What you will do – How many lines hold the string "Project"? Reply with the number alone.

Given data –
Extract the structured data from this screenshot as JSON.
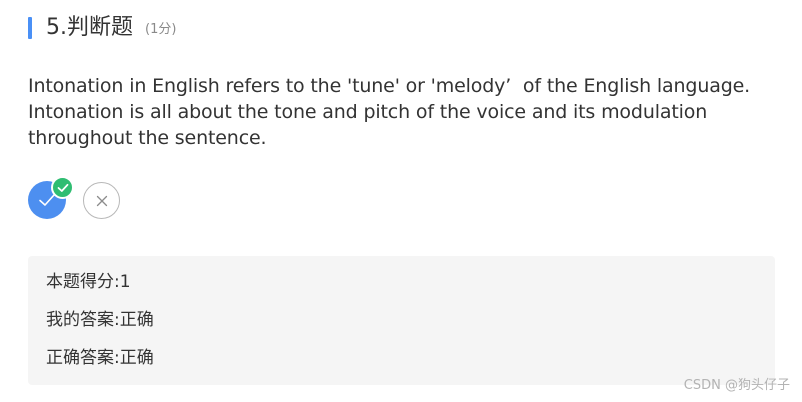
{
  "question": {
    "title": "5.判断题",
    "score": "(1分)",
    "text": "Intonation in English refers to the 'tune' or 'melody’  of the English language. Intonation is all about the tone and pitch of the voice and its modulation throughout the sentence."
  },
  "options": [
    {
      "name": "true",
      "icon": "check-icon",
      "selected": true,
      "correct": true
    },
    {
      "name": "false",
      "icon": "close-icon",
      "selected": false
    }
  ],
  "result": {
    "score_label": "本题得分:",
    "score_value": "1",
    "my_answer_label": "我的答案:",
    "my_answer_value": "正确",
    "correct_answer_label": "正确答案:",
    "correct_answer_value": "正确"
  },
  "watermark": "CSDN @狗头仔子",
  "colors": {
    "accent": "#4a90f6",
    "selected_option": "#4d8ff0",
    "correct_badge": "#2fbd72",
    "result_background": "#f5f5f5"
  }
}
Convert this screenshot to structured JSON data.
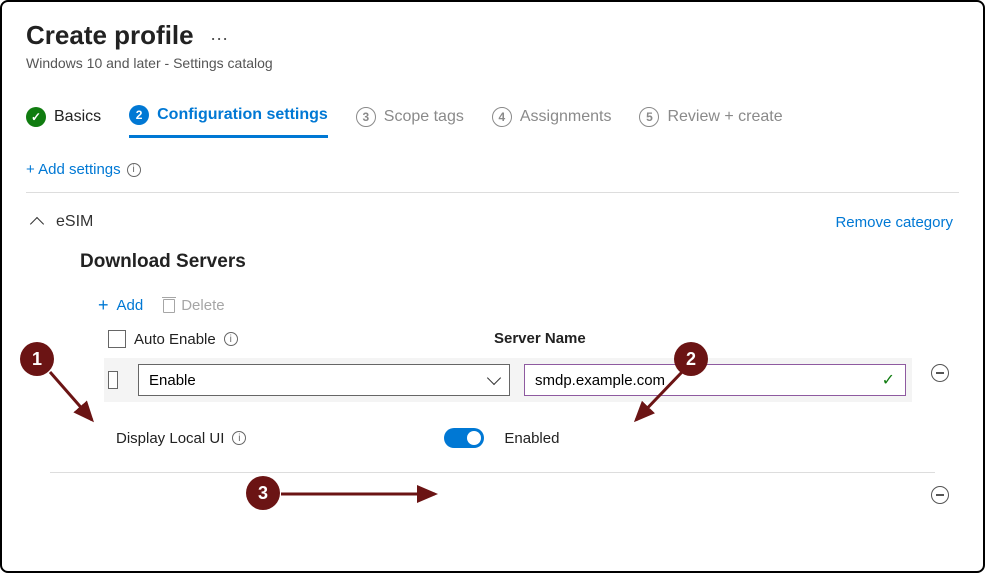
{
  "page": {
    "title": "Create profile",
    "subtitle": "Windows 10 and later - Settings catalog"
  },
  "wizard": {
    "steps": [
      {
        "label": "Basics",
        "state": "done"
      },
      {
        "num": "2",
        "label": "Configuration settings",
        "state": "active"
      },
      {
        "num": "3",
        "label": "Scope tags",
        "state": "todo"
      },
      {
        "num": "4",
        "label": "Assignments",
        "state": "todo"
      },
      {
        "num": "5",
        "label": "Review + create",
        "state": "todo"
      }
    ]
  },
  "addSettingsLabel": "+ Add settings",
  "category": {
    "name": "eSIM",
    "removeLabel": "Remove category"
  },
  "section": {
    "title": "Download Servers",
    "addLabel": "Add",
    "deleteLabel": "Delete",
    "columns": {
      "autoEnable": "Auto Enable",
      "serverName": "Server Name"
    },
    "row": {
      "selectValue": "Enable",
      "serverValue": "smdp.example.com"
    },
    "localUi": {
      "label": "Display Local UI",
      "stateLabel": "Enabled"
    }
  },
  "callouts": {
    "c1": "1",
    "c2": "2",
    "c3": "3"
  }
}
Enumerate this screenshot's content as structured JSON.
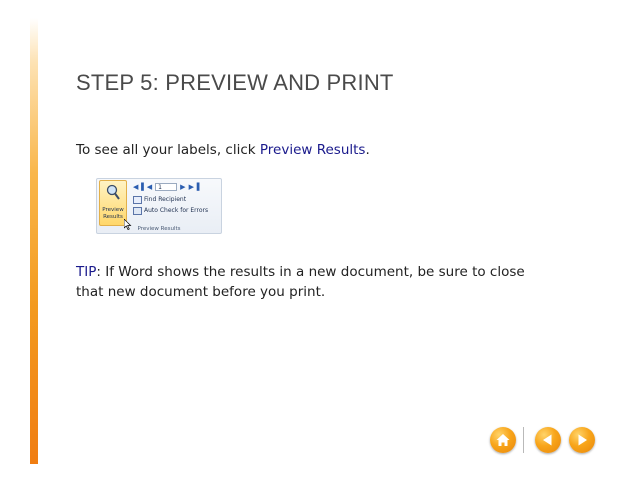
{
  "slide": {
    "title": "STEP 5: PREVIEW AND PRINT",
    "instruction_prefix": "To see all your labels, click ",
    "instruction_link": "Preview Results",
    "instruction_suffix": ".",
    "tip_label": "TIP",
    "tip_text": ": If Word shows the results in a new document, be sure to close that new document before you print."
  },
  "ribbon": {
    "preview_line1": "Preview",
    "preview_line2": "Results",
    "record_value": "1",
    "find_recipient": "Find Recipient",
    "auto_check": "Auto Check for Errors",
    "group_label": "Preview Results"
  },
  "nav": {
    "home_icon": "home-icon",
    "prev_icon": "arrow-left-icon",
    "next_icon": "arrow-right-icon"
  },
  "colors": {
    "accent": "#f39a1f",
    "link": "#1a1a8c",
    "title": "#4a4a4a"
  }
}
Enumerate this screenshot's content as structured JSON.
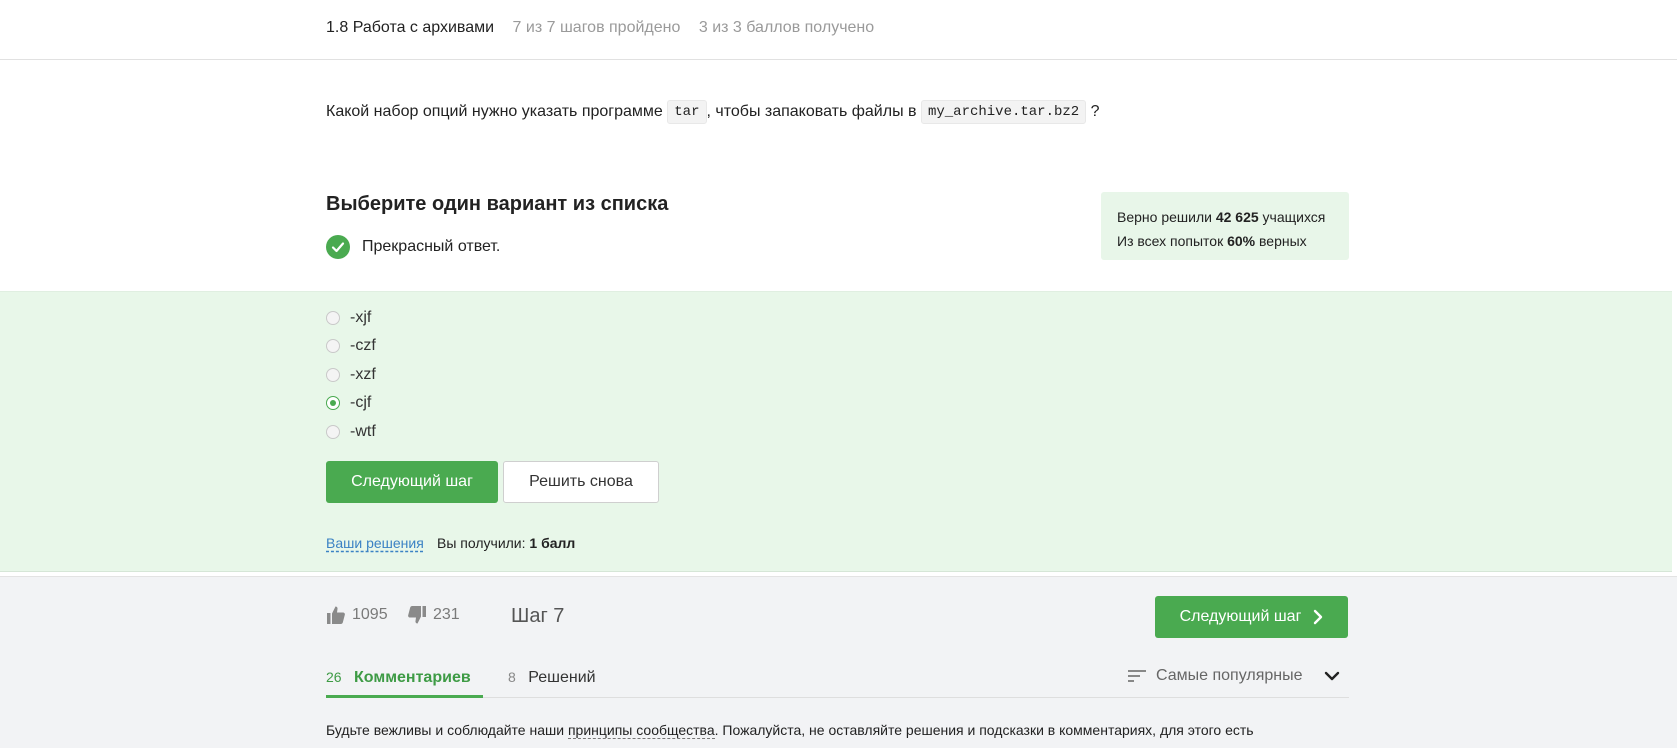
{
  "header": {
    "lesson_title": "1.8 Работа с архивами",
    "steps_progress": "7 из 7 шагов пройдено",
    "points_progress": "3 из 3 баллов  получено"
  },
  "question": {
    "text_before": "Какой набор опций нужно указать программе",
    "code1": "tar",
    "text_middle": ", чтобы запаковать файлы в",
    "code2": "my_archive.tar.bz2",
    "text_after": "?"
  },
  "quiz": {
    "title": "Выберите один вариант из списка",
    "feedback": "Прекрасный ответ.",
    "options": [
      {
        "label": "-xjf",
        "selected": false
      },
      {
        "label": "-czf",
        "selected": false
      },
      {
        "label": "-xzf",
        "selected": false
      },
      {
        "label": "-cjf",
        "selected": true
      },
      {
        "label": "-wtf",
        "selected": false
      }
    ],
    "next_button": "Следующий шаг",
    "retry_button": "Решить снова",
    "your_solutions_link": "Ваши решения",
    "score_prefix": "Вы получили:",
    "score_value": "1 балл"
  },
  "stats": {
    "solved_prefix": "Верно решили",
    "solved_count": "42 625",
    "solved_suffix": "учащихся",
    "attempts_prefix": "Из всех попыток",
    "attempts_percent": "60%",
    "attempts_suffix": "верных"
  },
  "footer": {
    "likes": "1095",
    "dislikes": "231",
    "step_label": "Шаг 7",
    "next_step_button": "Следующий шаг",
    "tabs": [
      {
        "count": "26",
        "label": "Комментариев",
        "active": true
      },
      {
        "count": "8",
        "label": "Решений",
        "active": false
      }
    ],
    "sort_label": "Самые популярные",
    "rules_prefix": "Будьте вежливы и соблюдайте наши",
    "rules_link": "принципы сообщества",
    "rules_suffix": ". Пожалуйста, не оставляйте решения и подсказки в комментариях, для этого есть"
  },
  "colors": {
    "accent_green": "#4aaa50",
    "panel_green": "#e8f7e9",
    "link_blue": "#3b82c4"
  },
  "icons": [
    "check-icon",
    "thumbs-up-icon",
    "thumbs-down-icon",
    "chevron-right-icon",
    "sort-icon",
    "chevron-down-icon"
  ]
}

==

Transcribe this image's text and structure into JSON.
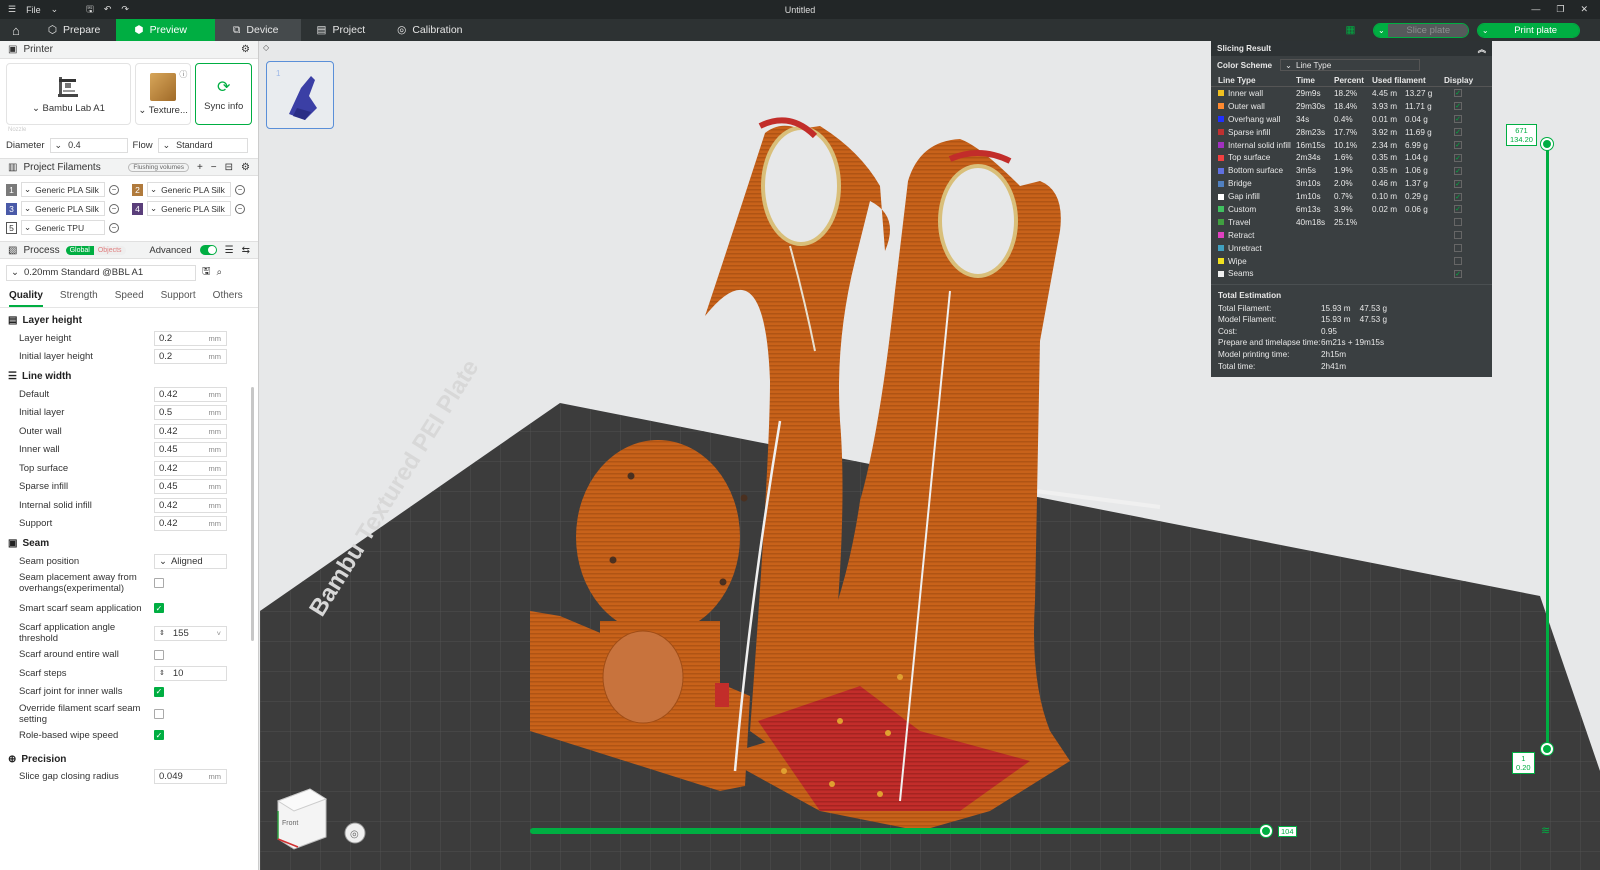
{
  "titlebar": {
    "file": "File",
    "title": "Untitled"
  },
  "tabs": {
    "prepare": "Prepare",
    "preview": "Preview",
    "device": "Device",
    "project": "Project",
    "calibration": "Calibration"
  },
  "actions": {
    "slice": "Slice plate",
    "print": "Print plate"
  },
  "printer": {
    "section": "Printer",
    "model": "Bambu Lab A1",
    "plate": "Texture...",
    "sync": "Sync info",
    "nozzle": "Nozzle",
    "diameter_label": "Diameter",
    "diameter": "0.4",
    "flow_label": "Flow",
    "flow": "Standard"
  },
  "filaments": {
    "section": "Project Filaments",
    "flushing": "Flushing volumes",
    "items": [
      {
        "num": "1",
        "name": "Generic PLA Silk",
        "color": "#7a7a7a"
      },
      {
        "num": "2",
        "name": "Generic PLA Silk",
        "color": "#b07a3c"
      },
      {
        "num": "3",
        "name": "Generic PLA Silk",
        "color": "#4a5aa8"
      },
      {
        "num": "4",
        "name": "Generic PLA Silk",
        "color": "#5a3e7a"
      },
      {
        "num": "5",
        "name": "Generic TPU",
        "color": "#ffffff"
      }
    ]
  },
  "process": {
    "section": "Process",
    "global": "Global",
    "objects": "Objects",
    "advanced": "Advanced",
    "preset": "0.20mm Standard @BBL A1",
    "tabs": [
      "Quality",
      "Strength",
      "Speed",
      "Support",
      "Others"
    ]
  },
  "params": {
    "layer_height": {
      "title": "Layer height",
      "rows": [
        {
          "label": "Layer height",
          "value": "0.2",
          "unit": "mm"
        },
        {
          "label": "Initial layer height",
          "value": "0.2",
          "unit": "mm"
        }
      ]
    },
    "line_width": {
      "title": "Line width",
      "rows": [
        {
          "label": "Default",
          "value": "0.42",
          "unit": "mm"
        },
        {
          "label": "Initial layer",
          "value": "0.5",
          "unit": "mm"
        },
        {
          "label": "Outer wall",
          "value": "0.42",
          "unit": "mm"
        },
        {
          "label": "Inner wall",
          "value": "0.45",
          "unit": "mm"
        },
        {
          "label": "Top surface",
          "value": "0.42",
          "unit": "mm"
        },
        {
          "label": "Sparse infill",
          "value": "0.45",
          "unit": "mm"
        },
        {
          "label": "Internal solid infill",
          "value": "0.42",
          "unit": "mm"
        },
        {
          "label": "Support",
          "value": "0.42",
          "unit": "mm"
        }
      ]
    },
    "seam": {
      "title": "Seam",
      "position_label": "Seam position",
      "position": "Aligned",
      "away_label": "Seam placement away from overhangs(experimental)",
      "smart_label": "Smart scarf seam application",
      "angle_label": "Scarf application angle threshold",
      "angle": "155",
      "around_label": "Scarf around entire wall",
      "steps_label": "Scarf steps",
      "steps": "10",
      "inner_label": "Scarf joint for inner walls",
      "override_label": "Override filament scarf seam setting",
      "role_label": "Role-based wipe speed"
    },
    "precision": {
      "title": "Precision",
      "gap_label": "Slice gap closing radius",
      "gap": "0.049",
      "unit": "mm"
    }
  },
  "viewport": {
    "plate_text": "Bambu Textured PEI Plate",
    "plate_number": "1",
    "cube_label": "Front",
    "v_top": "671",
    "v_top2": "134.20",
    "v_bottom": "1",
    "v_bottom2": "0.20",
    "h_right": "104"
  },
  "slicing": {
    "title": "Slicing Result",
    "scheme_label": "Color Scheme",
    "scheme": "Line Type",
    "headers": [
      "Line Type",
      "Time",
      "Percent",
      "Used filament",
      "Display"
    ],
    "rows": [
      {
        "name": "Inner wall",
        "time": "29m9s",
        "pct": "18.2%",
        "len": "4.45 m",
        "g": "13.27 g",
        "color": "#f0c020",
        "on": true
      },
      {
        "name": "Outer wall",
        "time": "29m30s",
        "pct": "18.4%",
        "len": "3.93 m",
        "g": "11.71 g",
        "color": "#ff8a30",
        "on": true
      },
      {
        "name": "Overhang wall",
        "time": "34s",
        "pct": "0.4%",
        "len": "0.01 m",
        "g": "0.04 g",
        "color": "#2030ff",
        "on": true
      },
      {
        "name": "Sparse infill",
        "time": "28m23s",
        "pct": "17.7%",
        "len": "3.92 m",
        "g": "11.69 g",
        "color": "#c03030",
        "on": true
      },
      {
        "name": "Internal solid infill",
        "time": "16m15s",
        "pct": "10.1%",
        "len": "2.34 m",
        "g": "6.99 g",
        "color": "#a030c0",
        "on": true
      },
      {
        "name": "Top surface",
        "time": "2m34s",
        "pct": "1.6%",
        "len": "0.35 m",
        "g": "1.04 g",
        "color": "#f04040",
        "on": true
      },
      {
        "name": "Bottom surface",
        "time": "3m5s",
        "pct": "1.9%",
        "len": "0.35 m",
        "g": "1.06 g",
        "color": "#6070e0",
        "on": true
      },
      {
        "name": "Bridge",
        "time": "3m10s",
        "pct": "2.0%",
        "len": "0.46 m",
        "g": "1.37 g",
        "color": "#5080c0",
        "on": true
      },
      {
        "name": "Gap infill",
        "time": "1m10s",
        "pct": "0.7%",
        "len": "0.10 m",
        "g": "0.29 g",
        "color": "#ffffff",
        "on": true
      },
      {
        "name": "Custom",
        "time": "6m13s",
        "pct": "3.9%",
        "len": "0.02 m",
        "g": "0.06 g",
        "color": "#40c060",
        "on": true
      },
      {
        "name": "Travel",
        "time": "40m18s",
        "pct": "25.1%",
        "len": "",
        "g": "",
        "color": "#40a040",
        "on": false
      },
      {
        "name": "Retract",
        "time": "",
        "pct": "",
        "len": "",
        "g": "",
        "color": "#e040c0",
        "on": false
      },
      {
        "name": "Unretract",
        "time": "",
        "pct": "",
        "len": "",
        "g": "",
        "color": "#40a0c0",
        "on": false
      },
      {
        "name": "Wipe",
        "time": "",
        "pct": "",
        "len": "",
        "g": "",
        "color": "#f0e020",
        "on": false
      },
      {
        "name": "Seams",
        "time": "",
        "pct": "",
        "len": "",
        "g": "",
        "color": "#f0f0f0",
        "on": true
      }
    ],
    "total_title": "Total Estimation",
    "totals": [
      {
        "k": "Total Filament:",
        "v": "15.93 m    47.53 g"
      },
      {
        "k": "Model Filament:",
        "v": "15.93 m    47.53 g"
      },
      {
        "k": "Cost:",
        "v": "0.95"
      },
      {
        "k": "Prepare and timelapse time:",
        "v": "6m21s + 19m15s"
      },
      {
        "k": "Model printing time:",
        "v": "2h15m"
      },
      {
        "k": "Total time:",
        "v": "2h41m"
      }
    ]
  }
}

...

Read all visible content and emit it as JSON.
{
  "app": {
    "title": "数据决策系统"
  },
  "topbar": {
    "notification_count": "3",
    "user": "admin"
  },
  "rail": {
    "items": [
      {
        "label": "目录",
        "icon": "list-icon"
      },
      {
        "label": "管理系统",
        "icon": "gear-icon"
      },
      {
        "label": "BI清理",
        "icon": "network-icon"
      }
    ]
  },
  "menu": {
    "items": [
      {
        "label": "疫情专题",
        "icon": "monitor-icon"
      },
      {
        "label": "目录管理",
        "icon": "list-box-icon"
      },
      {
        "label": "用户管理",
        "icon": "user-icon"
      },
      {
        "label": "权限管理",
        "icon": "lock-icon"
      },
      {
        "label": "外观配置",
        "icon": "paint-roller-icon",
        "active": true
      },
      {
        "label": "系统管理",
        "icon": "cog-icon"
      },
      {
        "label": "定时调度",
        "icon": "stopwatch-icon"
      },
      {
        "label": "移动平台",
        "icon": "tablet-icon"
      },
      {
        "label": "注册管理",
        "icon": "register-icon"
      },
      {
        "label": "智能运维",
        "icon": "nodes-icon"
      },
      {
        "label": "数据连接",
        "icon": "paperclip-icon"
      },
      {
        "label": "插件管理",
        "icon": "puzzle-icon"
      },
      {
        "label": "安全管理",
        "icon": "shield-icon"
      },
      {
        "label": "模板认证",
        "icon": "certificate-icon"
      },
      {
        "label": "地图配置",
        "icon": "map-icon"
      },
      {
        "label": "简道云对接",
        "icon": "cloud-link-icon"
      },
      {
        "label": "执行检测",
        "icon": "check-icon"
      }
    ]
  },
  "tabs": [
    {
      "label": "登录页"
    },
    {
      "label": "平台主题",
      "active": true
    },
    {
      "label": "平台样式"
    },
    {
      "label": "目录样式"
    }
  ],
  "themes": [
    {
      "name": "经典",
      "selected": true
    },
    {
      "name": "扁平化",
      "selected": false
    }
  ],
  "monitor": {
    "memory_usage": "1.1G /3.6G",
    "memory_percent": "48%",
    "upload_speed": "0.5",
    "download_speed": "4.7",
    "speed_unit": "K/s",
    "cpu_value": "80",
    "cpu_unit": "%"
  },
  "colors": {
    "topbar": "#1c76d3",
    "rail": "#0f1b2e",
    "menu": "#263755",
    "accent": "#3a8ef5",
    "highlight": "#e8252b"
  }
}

Result of the task – 2